### What the task asks
Output the records exactly as they appear, with no pictures included.

### Source records
#####

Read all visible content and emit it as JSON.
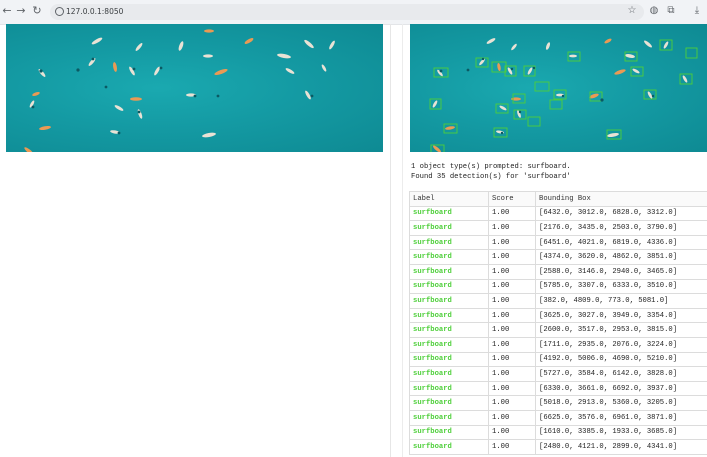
{
  "browser": {
    "url": "127.0.0.1:8050",
    "icons": [
      "back-icon",
      "forward-icon",
      "reload-icon",
      "info-icon",
      "star-icon",
      "extension-icon",
      "puzzle-icon",
      "download-icon"
    ]
  },
  "results": {
    "summary_line1": "1 object type(s) prompted: surfboard.",
    "summary_line2": "Found 35 detection(s) for 'surfboard'",
    "label_color": "#4ecf3a",
    "columns": [
      "Label",
      "Score",
      "Bounding Box"
    ],
    "rows": [
      {
        "label": "surfboard",
        "score": "1.00",
        "bbox": "[6432.0, 3012.0, 6828.0, 3312.0]"
      },
      {
        "label": "surfboard",
        "score": "1.00",
        "bbox": "[2176.0, 3435.0, 2503.0, 3790.0]"
      },
      {
        "label": "surfboard",
        "score": "1.00",
        "bbox": "[6451.0, 4021.0, 6819.0, 4336.0]"
      },
      {
        "label": "surfboard",
        "score": "1.00",
        "bbox": "[4374.0, 3620.0, 4862.0, 3851.0]"
      },
      {
        "label": "surfboard",
        "score": "1.00",
        "bbox": "[2588.0, 3146.0, 2940.0, 3465.0]"
      },
      {
        "label": "surfboard",
        "score": "1.00",
        "bbox": "[5785.0, 3307.0, 6333.0, 3510.0]"
      },
      {
        "label": "surfboard",
        "score": "1.00",
        "bbox": "[382.0, 4809.0, 773.0, 5081.0]"
      },
      {
        "label": "surfboard",
        "score": "1.00",
        "bbox": "[3625.0, 3027.0, 3949.0, 3354.0]"
      },
      {
        "label": "surfboard",
        "score": "1.00",
        "bbox": "[2600.0, 3517.0, 2953.0, 3815.0]"
      },
      {
        "label": "surfboard",
        "score": "1.00",
        "bbox": "[1711.0, 2935.0, 2076.0, 3224.0]"
      },
      {
        "label": "surfboard",
        "score": "1.00",
        "bbox": "[4192.0, 5006.0, 4690.0, 5210.0]"
      },
      {
        "label": "surfboard",
        "score": "1.00",
        "bbox": "[5727.0, 3584.0, 6142.0, 3828.0]"
      },
      {
        "label": "surfboard",
        "score": "1.00",
        "bbox": "[6330.0, 3661.0, 6692.0, 3937.0]"
      },
      {
        "label": "surfboard",
        "score": "1.00",
        "bbox": "[5018.0, 2913.0, 5360.0, 3205.0]"
      },
      {
        "label": "surfboard",
        "score": "1.00",
        "bbox": "[6625.0, 3576.0, 6961.0, 3871.0]"
      },
      {
        "label": "surfboard",
        "score": "1.00",
        "bbox": "[1610.0, 3385.0, 1933.0, 3685.0]"
      },
      {
        "label": "surfboard",
        "score": "1.00",
        "bbox": "[2480.0, 4121.0, 2899.0, 4341.0]"
      }
    ]
  }
}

#####

### Exercise answer
Read all visible content and emit it as JSON.
{
  "browser": {
    "url": "127.0.0.1:8050",
    "icons": [
      "back-icon",
      "forward-icon",
      "reload-icon",
      "info-icon",
      "star-icon",
      "extension-icon",
      "puzzle-icon",
      "download-icon"
    ]
  },
  "results": {
    "summary_line1": "1 object type(s) prompted: surfboard.",
    "summary_line2": "Found 35 detection(s) for 'surfboard'",
    "label_color": "#4ecf3a",
    "columns": [
      "Label",
      "Score",
      "Bounding Box"
    ],
    "rows": [
      {
        "label": "surfboard",
        "score": "1.00",
        "bbox": "[6432.0, 3012.0, 6828.0, 3312.0]"
      },
      {
        "label": "surfboard",
        "score": "1.00",
        "bbox": "[2176.0, 3435.0, 2503.0, 3790.0]"
      },
      {
        "label": "surfboard",
        "score": "1.00",
        "bbox": "[6451.0, 4021.0, 6819.0, 4336.0]"
      },
      {
        "label": "surfboard",
        "score": "1.00",
        "bbox": "[4374.0, 3620.0, 4862.0, 3851.0]"
      },
      {
        "label": "surfboard",
        "score": "1.00",
        "bbox": "[2588.0, 3146.0, 2940.0, 3465.0]"
      },
      {
        "label": "surfboard",
        "score": "1.00",
        "bbox": "[5785.0, 3307.0, 6333.0, 3510.0]"
      },
      {
        "label": "surfboard",
        "score": "1.00",
        "bbox": "[382.0, 4809.0, 773.0, 5081.0]"
      },
      {
        "label": "surfboard",
        "score": "1.00",
        "bbox": "[3625.0, 3027.0, 3949.0, 3354.0]"
      },
      {
        "label": "surfboard",
        "score": "1.00",
        "bbox": "[2600.0, 3517.0, 2953.0, 3815.0]"
      },
      {
        "label": "surfboard",
        "score": "1.00",
        "bbox": "[1711.0, 2935.0, 2076.0, 3224.0]"
      },
      {
        "label": "surfboard",
        "score": "1.00",
        "bbox": "[4192.0, 5006.0, 4690.0, 5210.0]"
      },
      {
        "label": "surfboard",
        "score": "1.00",
        "bbox": "[5727.0, 3584.0, 6142.0, 3828.0]"
      },
      {
        "label": "surfboard",
        "score": "1.00",
        "bbox": "[6330.0, 3661.0, 6692.0, 3937.0]"
      },
      {
        "label": "surfboard",
        "score": "1.00",
        "bbox": "[5018.0, 2913.0, 5360.0, 3205.0]"
      },
      {
        "label": "surfboard",
        "score": "1.00",
        "bbox": "[6625.0, 3576.0, 6961.0, 3871.0]"
      },
      {
        "label": "surfboard",
        "score": "1.00",
        "bbox": "[1610.0, 3385.0, 1933.0, 3685.0]"
      },
      {
        "label": "surfboard",
        "score": "1.00",
        "bbox": "[2480.0, 4121.0, 2899.0, 4341.0]"
      }
    ]
  }
}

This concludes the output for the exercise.